YOUR TASK -
In your copy, repeat the records exactly and leave out the pictures.

DATASET ENTRIES -
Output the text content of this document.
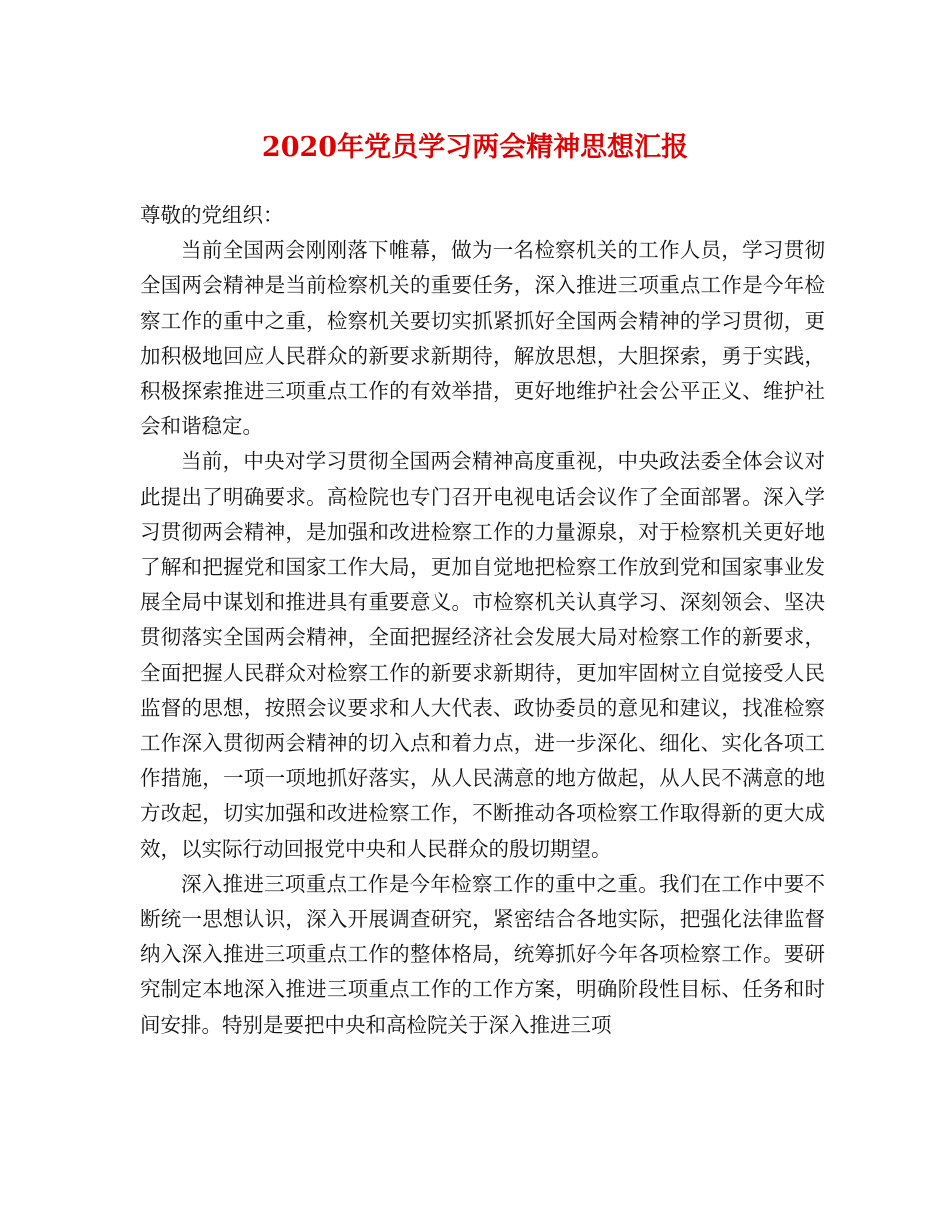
2020年党员学习两会精神思想汇报

尊敬的党组织：

当前全国两会刚刚落下帷幕，做为一名检察机关的工作人员，学习贯彻全国两会精神是当前检察机关的重要任务，深入推进三项重点工作是今年检察工作的重中之重，检察机关要切实抓紧抓好全国两会精神的学习贯彻，更加积极地回应人民群众的新要求新期待，解放思想，大胆探索，勇于实践，积极探索推进三项重点工作的有效举措，更好地维护社会公平正义、维护社会和谐稳定。

当前，中央对学习贯彻全国两会精神高度重视，中央政法委全体会议对此提出了明确要求。高检院也专门召开电视电话会议作了全面部署。深入学习贯彻两会精神，是加强和改进检察工作的力量源泉，对于检察机关更好地了解和把握党和国家工作大局，更加自觉地把检察工作放到党和国家事业发展全局中谋划和推进具有重要意义。市检察机关认真学习、深刻领会、坚决贯彻落实全国两会精神，全面把握经济社会发展大局对检察工作的新要求，全面把握人民群众对检察工作的新要求新期待，更加牢固树立自觉接受人民监督的思想，按照会议要求和人大代表、政协委员的意见和建议，找准检察工作深入贯彻两会精神的切入点和着力点，进一步深化、细化、实化各项工作措施，一项一项地抓好落实，从人民满意的地方做起，从人民不满意的地方改起，切实加强和改进检察工作，不断推动各项检察工作取得新的更大成效，以实际行动回报党中央和人民群众的殷切期望。

深入推进三项重点工作是今年检察工作的重中之重。我们在工作中要不断统一思想认识，深入开展调查研究，紧密结合各地实际，把强化法律监督纳入深入推进三项重点工作的整体格局，统筹抓好今年各项检察工作。要研究制定本地深入推进三项重点工作的工作方案，明确阶段性目标、任务和时间安排。特别是要把中央和高检院关于深入推进三项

ANSWER BELOW -
Output the text content of this document.
2020年党员学习两会精神思想汇报

尊敬的党组织：

当前全国两会刚刚落下帷幕，做为一名检察机关的工作人员，学习贯彻全国两会精神是当前检察机关的重要任务，深入推进三项重点工作是今年检察工作的重中之重，检察机关要切实抓紧抓好全国两会精神的学习贯彻，更加积极地回应人民群众的新要求新期待，解放思想，大胆探索，勇于实践，积极探索推进三项重点工作的有效举措，更好地维护社会公平正义、维护社会和谐稳定。

当前，中央对学习贯彻全国两会精神高度重视，中央政法委全体会议对此提出了明确要求。高检院也专门召开电视电话会议作了全面部署。深入学习贯彻两会精神，是加强和改进检察工作的力量源泉，对于检察机关更好地了解和把握党和国家工作大局，更加自觉地把检察工作放到党和国家事业发展全局中谋划和推进具有重要意义。市检察机关认真学习、深刻领会、坚决贯彻落实全国两会精神，全面把握经济社会发展大局对检察工作的新要求，全面把握人民群众对检察工作的新要求新期待，更加牢固树立自觉接受人民监督的思想，按照会议要求和人大代表、政协委员的意见和建议，找准检察工作深入贯彻两会精神的切入点和着力点，进一步深化、细化、实化各项工作措施，一项一项地抓好落实，从人民满意的地方做起，从人民不满意的地方改起，切实加强和改进检察工作，不断推动各项检察工作取得新的更大成效，以实际行动回报党中央和人民群众的殷切期望。

深入推进三项重点工作是今年检察工作的重中之重。我们在工作中要不断统一思想认识，深入开展调查研究，紧密结合各地实际，把强化法律监督纳入深入推进三项重点工作的整体格局，统筹抓好今年各项检察工作。要研究制定本地深入推进三项重点工作的工作方案，明确阶段性目标、任务和时间安排。特别是要把中央和高检院关于深入推进三项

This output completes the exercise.